To be done:
From the entries below, gather each line containing the word "forth".

Entries supplied:
━━━━━━━━━━

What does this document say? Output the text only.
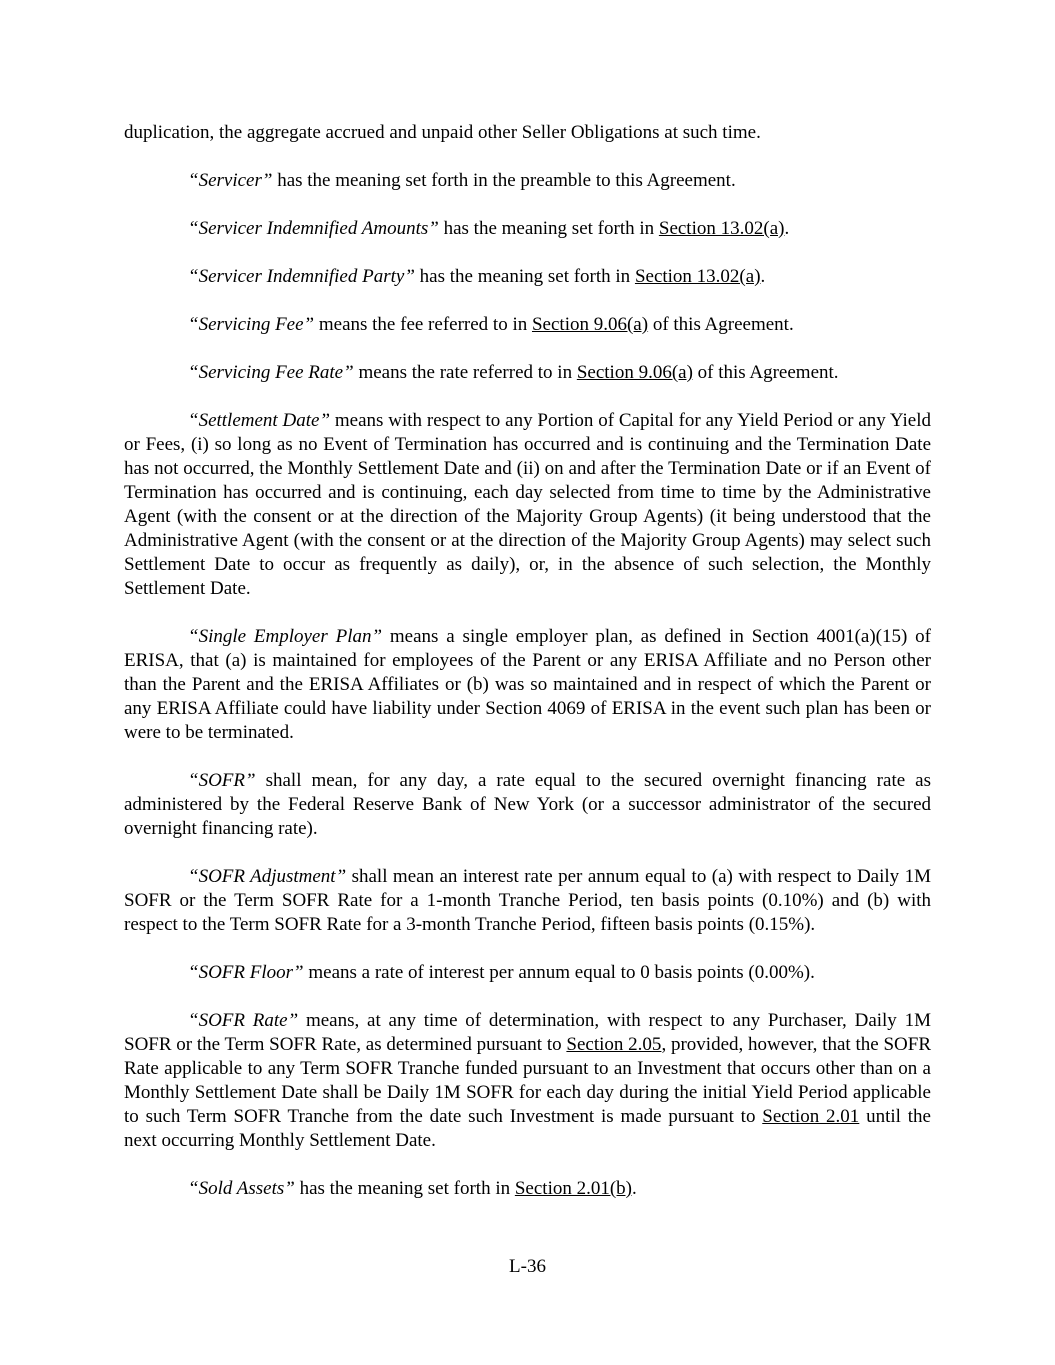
duplication, the aggregate accrued and unpaid other Seller Obligations at such time.

“Servicer” has the meaning set forth in the preamble to this Agreement.

“Servicer Indemnified Amounts” has the meaning set forth in Section 13.02(a).

“Servicer Indemnified Party” has the meaning set forth in Section 13.02(a).

“Servicing Fee” means the fee referred to in Section 9.06(a) of this Agreement.

“Servicing Fee Rate” means the rate referred to in Section 9.06(a) of this Agreement.

“Settlement Date” means with respect to any Portion of Capital for any Yield Period or any Yield or Fees, (i) so long as no Event of Termination has occurred and is continuing and the Termination Date has not occurred, the Monthly Settlement Date and (ii) on and after the Termination Date or if an Event of Termination has occurred and is continuing, each day selected from time to time by the Administrative Agent (with the consent or at the direction of the Majority Group Agents) (it being understood that the Administrative Agent (with the consent or at the direction of the Majority Group Agents) may select such Settlement Date to occur as frequently as daily), or, in the absence of such selection, the Monthly Settlement Date.

“Single Employer Plan” means a single employer plan, as defined in Section 4001(a)(15) of ERISA, that (a) is maintained for employees of the Parent or any ERISA Affiliate and no Person other than the Parent and the ERISA Affiliates or (b) was so maintained and in respect of which the Parent or any ERISA Affiliate could have liability under Section 4069 of ERISA in the event such plan has been or were to be terminated.

“SOFR” shall mean, for any day, a rate equal to the secured overnight financing rate as administered by the Federal Reserve Bank of New York (or a successor administrator of the secured overnight financing rate).

“SOFR Adjustment” shall mean an interest rate per annum equal to (a) with respect to Daily 1M SOFR or the Term SOFR Rate for a 1-month Tranche Period, ten basis points (0.10%) and (b) with respect to the Term SOFR Rate for a 3-month Tranche Period, fifteen basis points (0.15%).

“SOFR Floor” means a rate of interest per annum equal to 0 basis points (0.00%).

“SOFR Rate” means, at any time of determination, with respect to any Purchaser, Daily 1M SOFR or the Term SOFR Rate, as determined pursuant to Section 2.05, provided, however, that the SOFR Rate applicable to any Term SOFR Tranche funded pursuant to an Investment that occurs other than on a Monthly Settlement Date shall be Daily 1M SOFR for each day during the initial Yield Period applicable to such Term SOFR Tranche from the date such Investment is made pursuant to Section 2.01 until the next occurring Monthly Settlement Date.

“Sold Assets” has the meaning set forth in Section 2.01(b).

L-36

━━━━━━━━━━

Correct result:
“Servicer” has the meaning set forth in the preamble to this Agreement.
“Servicer Indemnified Amounts” has the meaning set forth in Section 13.02(a).
“Servicer Indemnified Party” has the meaning set forth in Section 13.02(a).
“Sold Assets” has the meaning set forth in Section 2.01(b).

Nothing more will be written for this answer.